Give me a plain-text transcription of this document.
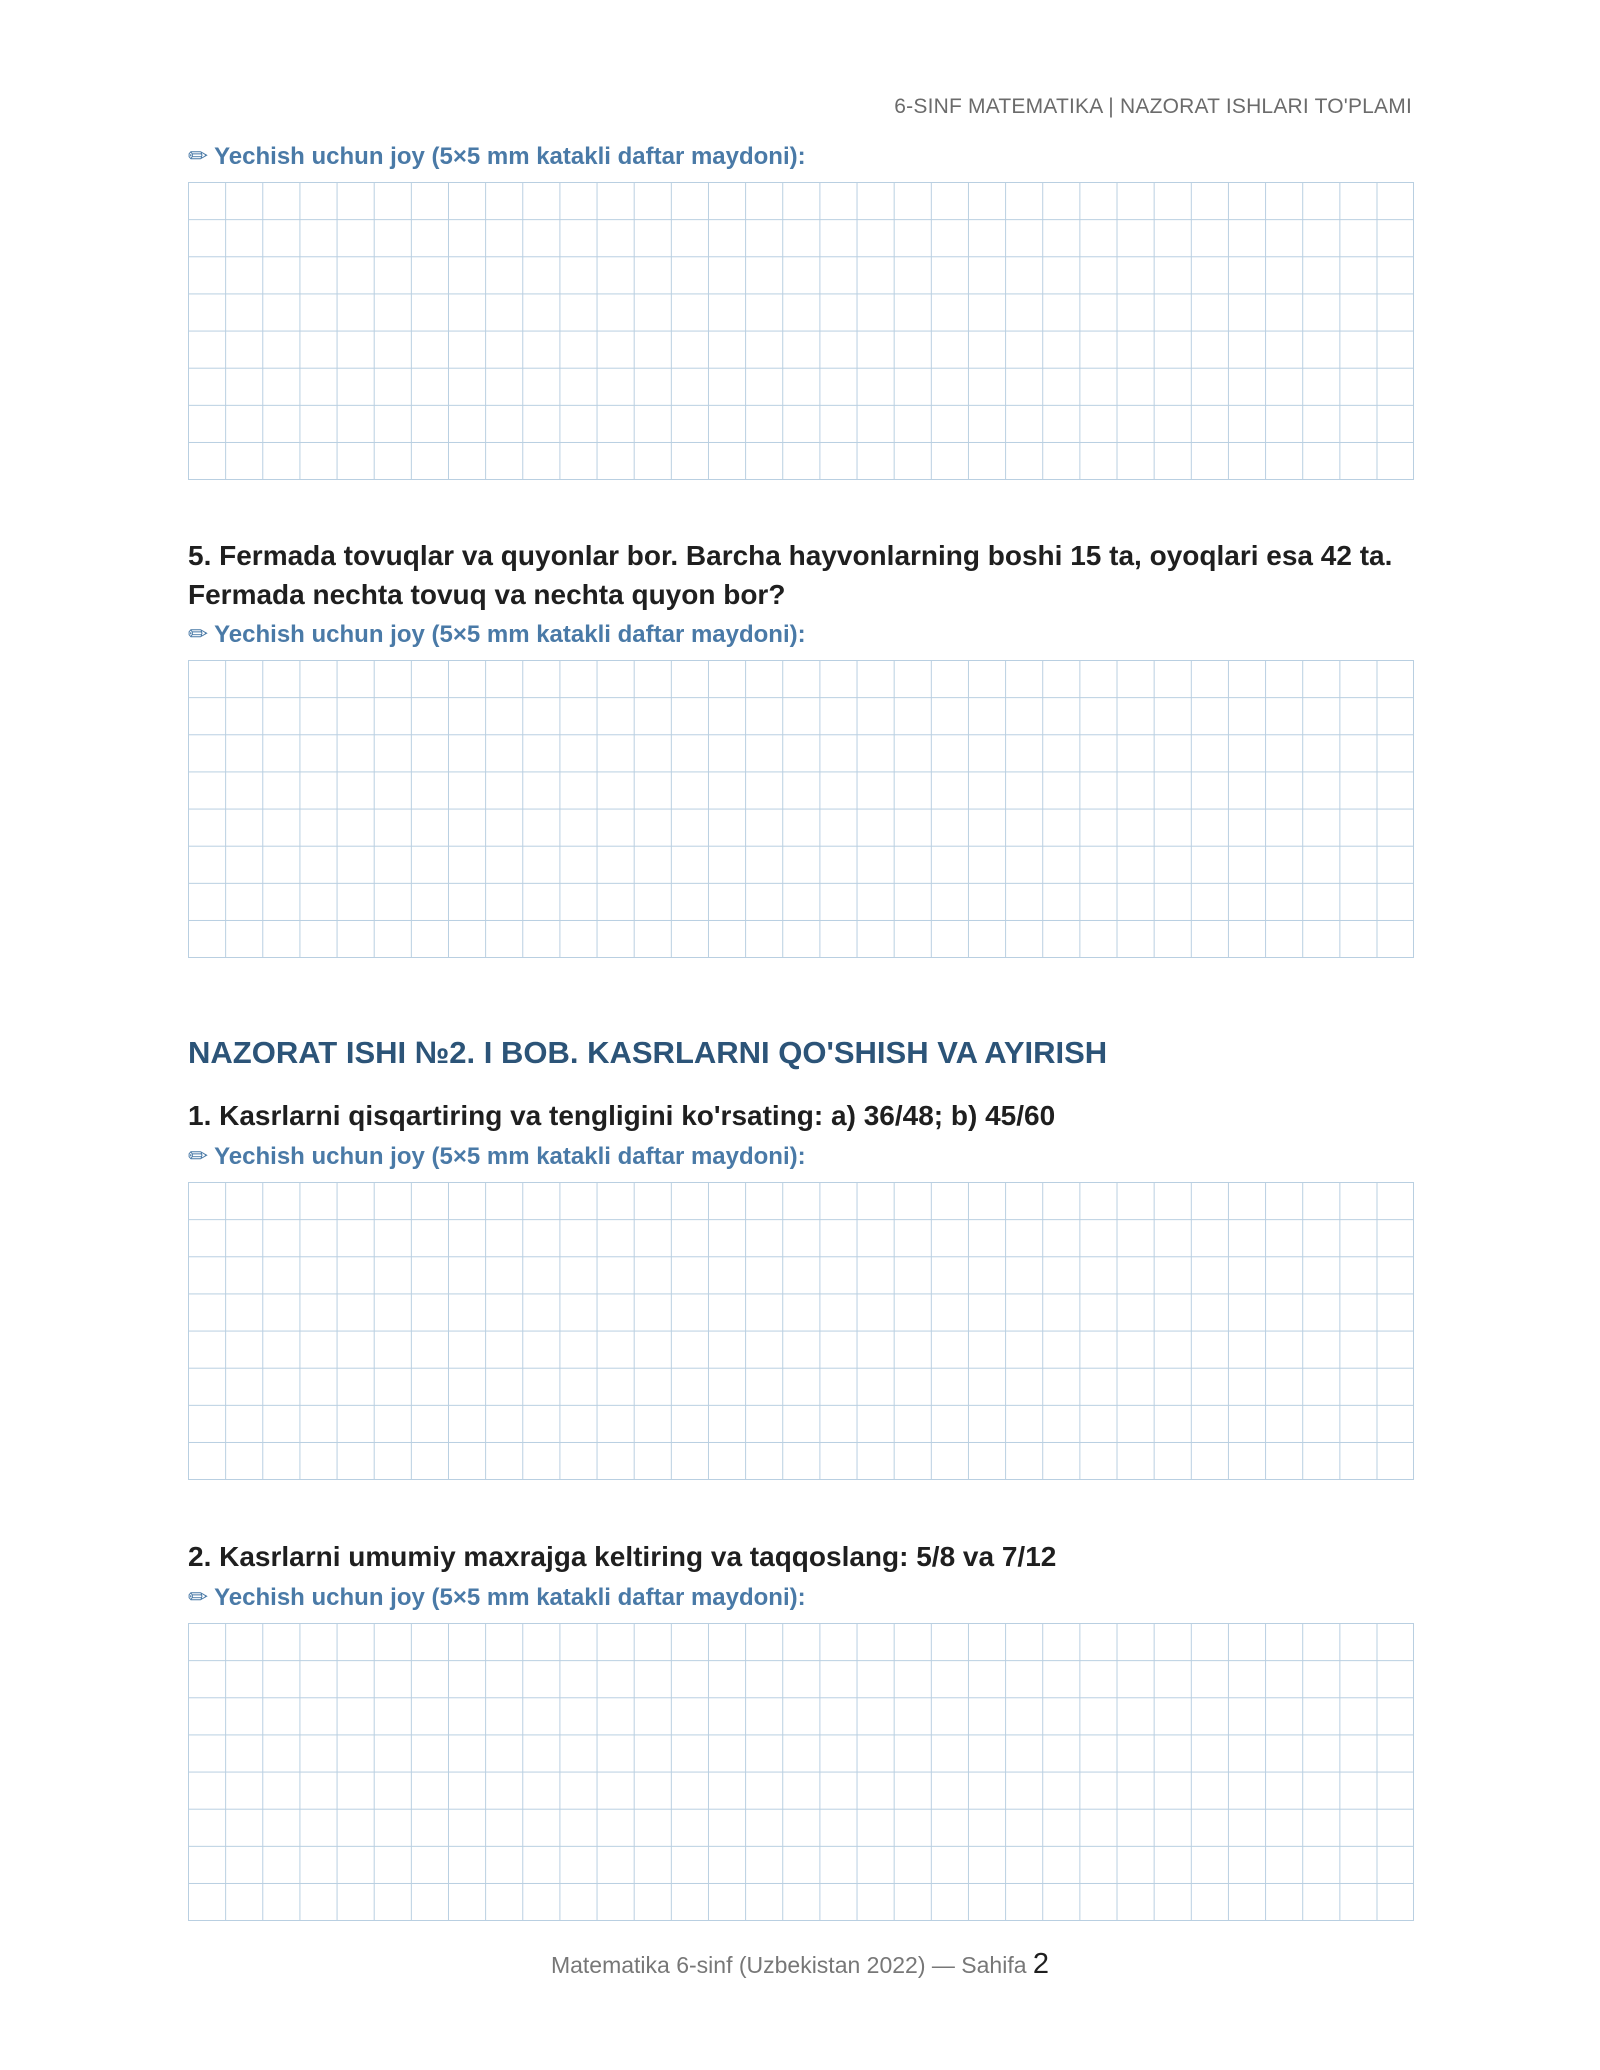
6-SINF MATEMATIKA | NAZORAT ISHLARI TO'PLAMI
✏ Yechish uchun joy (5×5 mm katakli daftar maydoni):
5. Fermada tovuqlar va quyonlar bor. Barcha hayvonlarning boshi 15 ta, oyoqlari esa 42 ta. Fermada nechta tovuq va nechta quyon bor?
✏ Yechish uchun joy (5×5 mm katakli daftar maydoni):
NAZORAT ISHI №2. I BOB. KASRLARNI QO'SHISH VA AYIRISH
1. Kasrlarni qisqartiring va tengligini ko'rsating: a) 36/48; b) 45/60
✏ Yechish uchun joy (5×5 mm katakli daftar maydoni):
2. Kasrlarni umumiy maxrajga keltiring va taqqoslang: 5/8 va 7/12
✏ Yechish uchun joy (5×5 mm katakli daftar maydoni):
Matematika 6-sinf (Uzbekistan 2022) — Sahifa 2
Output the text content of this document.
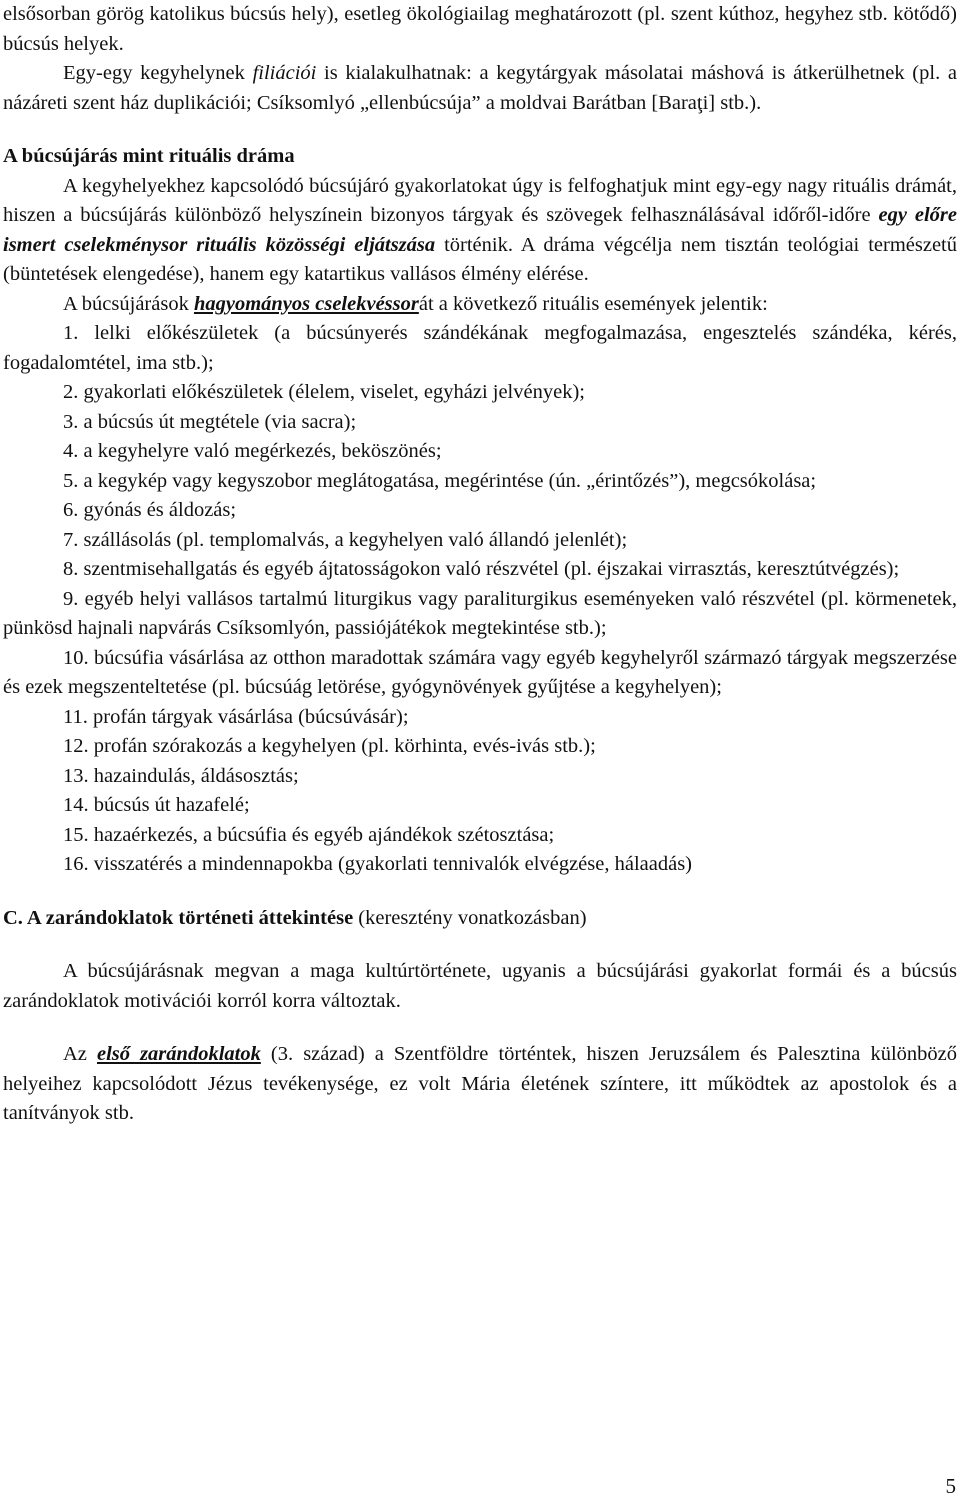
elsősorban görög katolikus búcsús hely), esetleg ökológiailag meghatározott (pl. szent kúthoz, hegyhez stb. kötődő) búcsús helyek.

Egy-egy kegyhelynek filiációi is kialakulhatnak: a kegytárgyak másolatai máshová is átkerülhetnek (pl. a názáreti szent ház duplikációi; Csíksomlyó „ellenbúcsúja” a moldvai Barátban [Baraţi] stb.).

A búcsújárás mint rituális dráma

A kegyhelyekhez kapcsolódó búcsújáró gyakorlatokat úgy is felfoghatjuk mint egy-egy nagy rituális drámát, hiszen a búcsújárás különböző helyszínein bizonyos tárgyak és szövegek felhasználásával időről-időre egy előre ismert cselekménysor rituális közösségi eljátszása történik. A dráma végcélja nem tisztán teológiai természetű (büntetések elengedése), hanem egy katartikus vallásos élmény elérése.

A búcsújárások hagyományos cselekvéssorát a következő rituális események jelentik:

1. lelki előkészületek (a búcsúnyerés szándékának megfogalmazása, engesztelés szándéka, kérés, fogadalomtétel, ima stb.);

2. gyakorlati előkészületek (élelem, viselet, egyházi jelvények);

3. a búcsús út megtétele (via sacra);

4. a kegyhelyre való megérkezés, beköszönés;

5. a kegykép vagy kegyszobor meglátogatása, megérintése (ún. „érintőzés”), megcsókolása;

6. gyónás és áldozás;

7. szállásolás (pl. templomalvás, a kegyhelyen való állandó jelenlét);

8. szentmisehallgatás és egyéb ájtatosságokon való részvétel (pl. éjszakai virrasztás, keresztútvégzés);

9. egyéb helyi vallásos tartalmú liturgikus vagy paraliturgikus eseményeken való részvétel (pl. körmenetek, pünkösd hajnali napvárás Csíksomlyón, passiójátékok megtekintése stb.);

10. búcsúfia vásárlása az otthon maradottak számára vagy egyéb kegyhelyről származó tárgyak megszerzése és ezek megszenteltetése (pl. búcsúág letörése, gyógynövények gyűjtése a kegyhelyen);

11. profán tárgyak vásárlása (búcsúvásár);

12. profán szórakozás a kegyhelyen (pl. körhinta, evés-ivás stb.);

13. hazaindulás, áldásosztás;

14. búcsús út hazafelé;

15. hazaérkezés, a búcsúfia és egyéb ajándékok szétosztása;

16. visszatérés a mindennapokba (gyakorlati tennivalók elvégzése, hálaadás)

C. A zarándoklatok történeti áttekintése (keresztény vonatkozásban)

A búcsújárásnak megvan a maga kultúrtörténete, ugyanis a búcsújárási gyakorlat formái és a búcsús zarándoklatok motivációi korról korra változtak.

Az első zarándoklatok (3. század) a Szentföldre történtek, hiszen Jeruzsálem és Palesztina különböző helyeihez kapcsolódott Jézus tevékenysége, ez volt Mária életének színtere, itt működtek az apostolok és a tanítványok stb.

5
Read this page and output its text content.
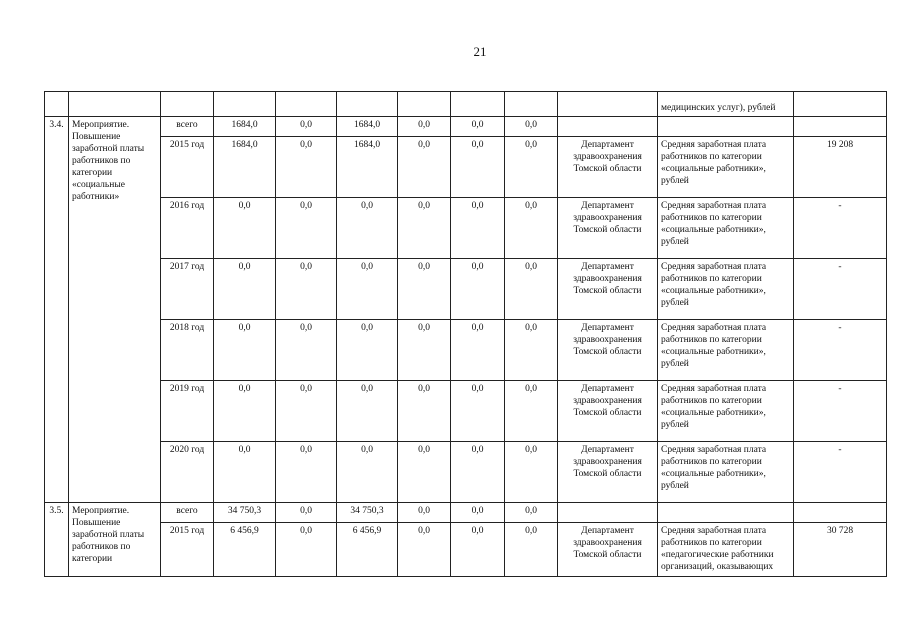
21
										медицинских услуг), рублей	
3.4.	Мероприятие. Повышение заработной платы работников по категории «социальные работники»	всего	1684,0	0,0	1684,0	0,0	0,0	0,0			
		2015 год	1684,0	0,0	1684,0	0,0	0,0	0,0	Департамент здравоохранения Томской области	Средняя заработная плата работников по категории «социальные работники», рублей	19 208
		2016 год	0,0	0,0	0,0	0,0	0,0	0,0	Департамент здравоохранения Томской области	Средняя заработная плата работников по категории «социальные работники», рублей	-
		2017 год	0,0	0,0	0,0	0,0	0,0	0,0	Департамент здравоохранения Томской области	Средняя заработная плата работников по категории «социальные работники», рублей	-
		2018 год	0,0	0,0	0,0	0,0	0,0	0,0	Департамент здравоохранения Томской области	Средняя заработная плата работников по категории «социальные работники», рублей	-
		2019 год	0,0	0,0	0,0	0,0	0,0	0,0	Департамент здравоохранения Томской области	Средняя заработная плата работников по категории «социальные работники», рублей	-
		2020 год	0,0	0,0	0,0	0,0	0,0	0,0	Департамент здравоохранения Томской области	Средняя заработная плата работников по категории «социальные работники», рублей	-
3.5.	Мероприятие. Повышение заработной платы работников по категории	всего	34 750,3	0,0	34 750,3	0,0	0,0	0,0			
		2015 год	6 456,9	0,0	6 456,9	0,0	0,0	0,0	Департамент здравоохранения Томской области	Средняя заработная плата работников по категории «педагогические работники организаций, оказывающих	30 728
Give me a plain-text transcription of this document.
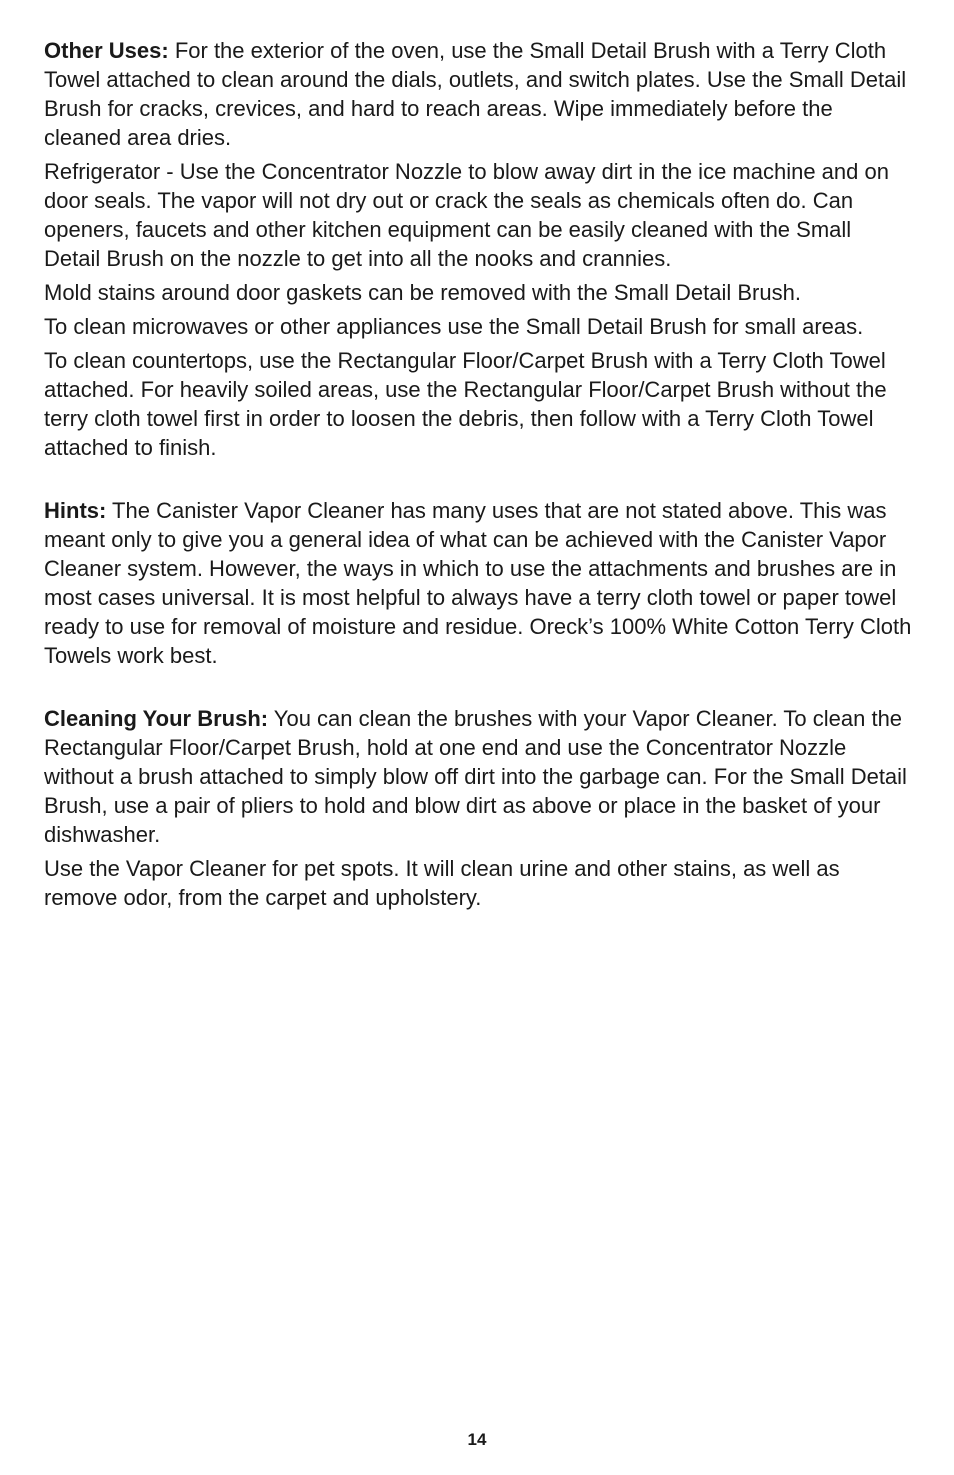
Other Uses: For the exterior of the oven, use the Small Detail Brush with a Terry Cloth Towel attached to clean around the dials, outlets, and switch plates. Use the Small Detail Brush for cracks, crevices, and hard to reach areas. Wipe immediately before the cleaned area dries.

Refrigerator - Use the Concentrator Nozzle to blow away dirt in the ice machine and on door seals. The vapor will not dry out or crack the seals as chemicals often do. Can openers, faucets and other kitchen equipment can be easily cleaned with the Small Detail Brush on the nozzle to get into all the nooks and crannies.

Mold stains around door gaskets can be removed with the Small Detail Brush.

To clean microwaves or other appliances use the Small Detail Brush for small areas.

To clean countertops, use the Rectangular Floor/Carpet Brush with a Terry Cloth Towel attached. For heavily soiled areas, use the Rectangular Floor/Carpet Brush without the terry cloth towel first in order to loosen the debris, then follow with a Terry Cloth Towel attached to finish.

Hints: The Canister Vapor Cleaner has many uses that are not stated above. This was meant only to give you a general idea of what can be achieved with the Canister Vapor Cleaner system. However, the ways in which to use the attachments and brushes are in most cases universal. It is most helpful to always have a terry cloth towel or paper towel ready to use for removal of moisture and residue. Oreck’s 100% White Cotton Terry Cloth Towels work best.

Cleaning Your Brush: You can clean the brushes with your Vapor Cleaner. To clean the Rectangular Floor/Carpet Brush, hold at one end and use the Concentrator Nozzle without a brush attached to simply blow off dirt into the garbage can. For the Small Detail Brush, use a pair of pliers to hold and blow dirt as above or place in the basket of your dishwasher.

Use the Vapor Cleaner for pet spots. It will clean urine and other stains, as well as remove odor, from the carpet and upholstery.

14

━━━━━━━━━━━━━━━━━━━━━━━━━━━━━━

AIM OF THE TASK: Identify the lines of the entries containing the string "всего". Copy each such line.

CORRECT RESULT:
3.4.	Мероприятие. Повышение заработной платы работников по категории «социальные работники»	всего	1684,0	0,0	1684,0	0,0	0,0	0,0			
3.5.	Мероприятие. Повышение заработной платы работников по категории	всего	34 750,3	0,0	34 750,3	0,0	0,0	0,0			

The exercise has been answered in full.